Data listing
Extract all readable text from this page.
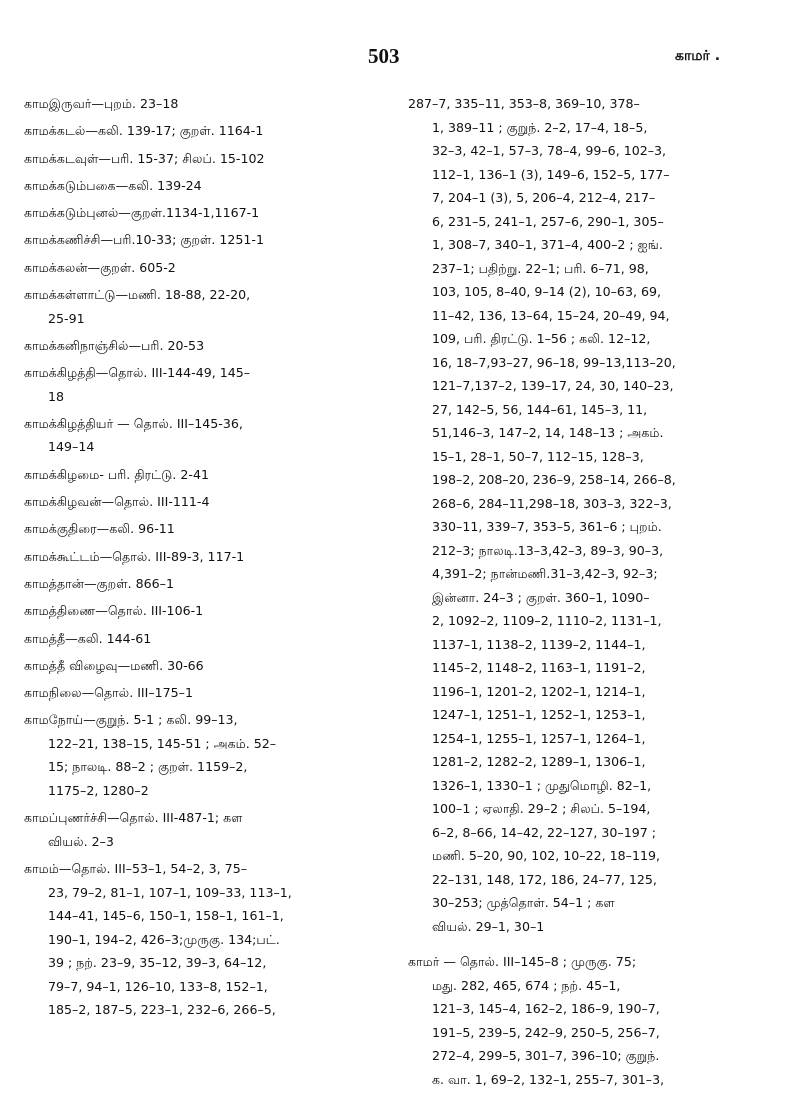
503	காமர் .
காமஇருவர்—புறம். 23–18
காமக்கடல்—கலி. 139-17; குறள். 1164-1
காமக்கடவுள்—பரி. 15-37; சிலப். 15-102
காமக்கடும்பகை—கலி. 139-24
காமக்கடும்புனல்—குறள்.1134-1,1167-1
காமக்கணிச்சி—பரி.10-33; குறள். 1251-1
காமக்கலன்—குறள். 605-2
காமக்கள்ளாட்டு—மணி. 18-88, 22-20,
25-91
காமக்கனிநாஞ்சில்—பரி. 20-53
காமக்கிழத்தி—தொல். III-144-49, 145–
18
காமக்கிழத்தியர் — தொல். III–145-36,
149–14
காமக்கிழமை- பரி. திரட்டு. 2-41
காமக்கிழவன்—தொல். III-111-4
காமக்குதிரை—கலி. 96-11
காமக்கூட்டம்—தொல். III-89-3, 117-1
காமத்தான்—குறள். 866–1
காமத்திணை—தொல். III-106-1
காமத்தீ—கலி. 144-61
காமத்தீ விழைவு—மணி. 30-66
காமநிலை—தொல். III–175–1
காமநோய்—குறுந். 5-1 ; கலி. 99–13,
122–21, 138–15, 145-51 ; அகம். 52–
15; நாலடி. 88–2 ; குறள். 1159–2,
1175–2, 1280–2
காமப்புணர்ச்சி—தொல். III-487-1; கள
வியல். 2–3
காமம்—தொல். III–53–1, 54–2, 3, 75–
23, 79–2, 81–1, 107–1, 109–33, 113–1,
144–41, 145–6, 150–1, 158–1, 161–1,
190–1, 194–2, 426–3;முருகு. 134;பட்.
39 ; நற். 23–9, 35–12, 39–3, 64–12,
79–7, 94–1, 126–10, 133–8, 152–1,
185–2, 187–5, 223–1, 232–6, 266–5,
287–7, 335–11, 353–8, 369–10, 378–
1, 389–11 ; குறுந். 2–2, 17–4, 18–5,
32–3, 42–1, 57–3, 78–4, 99–6, 102–3,
112–1, 136–1 (3), 149–6, 152–5, 177–
7, 204–1 (3), 5, 206–4, 212–4, 217–
6, 231–5, 241–1, 257–6, 290–1, 305–
1, 308–7, 340–1, 371–4, 400–2 ; ஐங்.
237–1; பதிற்று. 22–1; பரி. 6–71, 98,
103, 105, 8–40, 9–14 (2), 10–63, 69,
11–42, 136, 13–64, 15–24, 20–49, 94,
109, பரி. திரட்டு. 1–56 ; கலி. 12–12,
16, 18–7,93–27, 96–18, 99–13,113–20,
121–7,137–2, 139–17, 24, 30, 140–23,
27, 142–5, 56, 144–61, 145–3, 11,
51,146–3, 147–2, 14, 148–13 ; அகம்.
15–1, 28–1, 50–7, 112–15, 128–3,
198–2, 208–20, 236–9, 258–14, 266–8,
268–6, 284–11,298–18, 303–3, 322–3,
330–11, 339–7, 353–5, 361–6 ; புறம்.
212–3; நாலடி.13–3,42–3, 89–3, 90–3,
4,391–2; நான்மணி.31–3,42–3, 92–3;
இன்னா. 24–3 ; குறள். 360–1, 1090–
2, 1092–2, 1109–2, 1110–2, 1131–1,
1137–1, 1138–2, 1139–2, 1144–1,
1145–2, 1148–2, 1163–1, 1191–2,
1196–1, 1201–2, 1202–1, 1214–1,
1247–1, 1251–1, 1252–1, 1253–1,
1254–1, 1255–1, 1257–1, 1264–1,
1281–2, 1282–2, 1289–1, 1306–1,
1326–1, 1330–1 ; முதுமொழி. 82–1,
100–1 ; ஏலாதி. 29–2 ; சிலப். 5–194,
6–2, 8–66, 14–42, 22–127, 30–197 ;
மணி. 5–20, 90, 102, 10–22, 18–119,
22–131, 148, 172, 186, 24–77, 125,
30–253; முத்தொள். 54–1 ; கள
வியல். 29–1, 30–1
காமர் — தொல். III–145–8 ; முருகு. 75;
மது. 282, 465, 674 ; நற். 45–1,
121–3, 145–4, 162–2, 186–9, 190–7,
191–5, 239–5, 242–9, 250–5, 256–7,
272–4, 299–5, 301–7, 396–10; குறுந்.
க. வா. 1, 69–2, 132–1, 255–7, 301–3,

Problem requirements: Copy all the entries word for word. Omit any pictures.

Output for this exercise:
Extract all readable text from this page.
503	காமர் .
காமஇருவர்—புறம். 23–18
காமக்கடல்—கலி. 139-17; குறள். 1164-1
காமக்கடவுள்—பரி. 15-37; சிலப். 15-102
காமக்கடும்பகை—கலி. 139-24
காமக்கடும்புனல்—குறள்.1134-1,1167-1
காமக்கணிச்சி—பரி.10-33; குறள். 1251-1
காமக்கலன்—குறள். 605-2
காமக்கள்ளாட்டு—மணி. 18-88, 22-20,
25-91
காமக்கனிநாஞ்சில்—பரி. 20-53
காமக்கிழத்தி—தொல். III-144-49, 145–
18
காமக்கிழத்தியர் — தொல். III–145-36,
149–14
காமக்கிழமை- பரி. திரட்டு. 2-41
காமக்கிழவன்—தொல். III-111-4
காமக்குதிரை—கலி. 96-11
காமக்கூட்டம்—தொல். III-89-3, 117-1
காமத்தான்—குறள். 866–1
காமத்திணை—தொல். III-106-1
காமத்தீ—கலி. 144-61
காமத்தீ விழைவு—மணி. 30-66
காமநிலை—தொல். III–175–1
காமநோய்—குறுந். 5-1 ; கலி. 99–13,
122–21, 138–15, 145-51 ; அகம். 52–
15; நாலடி. 88–2 ; குறள். 1159–2,
1175–2, 1280–2
காமப்புணர்ச்சி—தொல். III-487-1; கள
வியல். 2–3
காமம்—தொல். III–53–1, 54–2, 3, 75–
23, 79–2, 81–1, 107–1, 109–33, 113–1,
144–41, 145–6, 150–1, 158–1, 161–1,
190–1, 194–2, 426–3;முருகு. 134;பட்.
39 ; நற். 23–9, 35–12, 39–3, 64–12,
79–7, 94–1, 126–10, 133–8, 152–1,
185–2, 187–5, 223–1, 232–6, 266–5,
287–7, 335–11, 353–8, 369–10, 378–
1, 389–11 ; குறுந். 2–2, 17–4, 18–5,
32–3, 42–1, 57–3, 78–4, 99–6, 102–3,
112–1, 136–1 (3), 149–6, 152–5, 177–
7, 204–1 (3), 5, 206–4, 212–4, 217–
6, 231–5, 241–1, 257–6, 290–1, 305–
1, 308–7, 340–1, 371–4, 400–2 ; ஐங்.
237–1; பதிற்று. 22–1; பரி. 6–71, 98,
103, 105, 8–40, 9–14 (2), 10–63, 69,
11–42, 136, 13–64, 15–24, 20–49, 94,
109, பரி. திரட்டு. 1–56 ; கலி. 12–12,
16, 18–7,93–27, 96–18, 99–13,113–20,
121–7,137–2, 139–17, 24, 30, 140–23,
27, 142–5, 56, 144–61, 145–3, 11,
51,146–3, 147–2, 14, 148–13 ; அகம்.
15–1, 28–1, 50–7, 112–15, 128–3,
198–2, 208–20, 236–9, 258–14, 266–8,
268–6, 284–11,298–18, 303–3, 322–3,
330–11, 339–7, 353–5, 361–6 ; புறம்.
212–3; நாலடி.13–3,42–3, 89–3, 90–3,
4,391–2; நான்மணி.31–3,42–3, 92–3;
இன்னா. 24–3 ; குறள். 360–1, 1090–
2, 1092–2, 1109–2, 1110–2, 1131–1,
1137–1, 1138–2, 1139–2, 1144–1,
1145–2, 1148–2, 1163–1, 1191–2,
1196–1, 1201–2, 1202–1, 1214–1,
1247–1, 1251–1, 1252–1, 1253–1,
1254–1, 1255–1, 1257–1, 1264–1,
1281–2, 1282–2, 1289–1, 1306–1,
1326–1, 1330–1 ; முதுமொழி. 82–1,
100–1 ; ஏலாதி. 29–2 ; சிலப். 5–194,
6–2, 8–66, 14–42, 22–127, 30–197 ;
மணி. 5–20, 90, 102, 10–22, 18–119,
22–131, 148, 172, 186, 24–77, 125,
30–253; முத்தொள். 54–1 ; கள
வியல். 29–1, 30–1
காமர் — தொல். III–145–8 ; முருகு. 75;
மது. 282, 465, 674 ; நற். 45–1,
121–3, 145–4, 162–2, 186–9, 190–7,
191–5, 239–5, 242–9, 250–5, 256–7,
272–4, 299–5, 301–7, 396–10; குறுந்.
க. வா. 1, 69–2, 132–1, 255–7, 301–3,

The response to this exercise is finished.